▶ _What is expected_:
Please quote the whole listing below line for line, leaving the pictures out.

▶ _Provided data_:
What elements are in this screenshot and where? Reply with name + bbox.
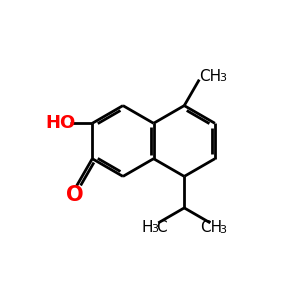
Text: O: O: [66, 185, 83, 205]
Text: 3: 3: [219, 74, 226, 83]
Text: 3: 3: [219, 225, 226, 235]
Text: C: C: [156, 220, 166, 236]
Text: HO: HO: [46, 114, 76, 132]
Text: CH: CH: [200, 69, 222, 84]
Text: 3: 3: [151, 224, 158, 235]
Text: H: H: [141, 220, 153, 236]
Text: CH: CH: [200, 220, 222, 236]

▶ _Correct output_:
What elements are in this screenshot and where? Reply with name + bbox.
Text: O: O: [66, 185, 83, 205]
Text: 3: 3: [219, 74, 226, 83]
Text: 3: 3: [219, 225, 226, 235]
Text: C: C: [156, 220, 166, 236]
Text: HO: HO: [46, 114, 76, 132]
Text: CH: CH: [200, 69, 222, 84]
Text: 3: 3: [151, 224, 158, 235]
Text: H: H: [141, 220, 153, 236]
Text: CH: CH: [200, 220, 222, 236]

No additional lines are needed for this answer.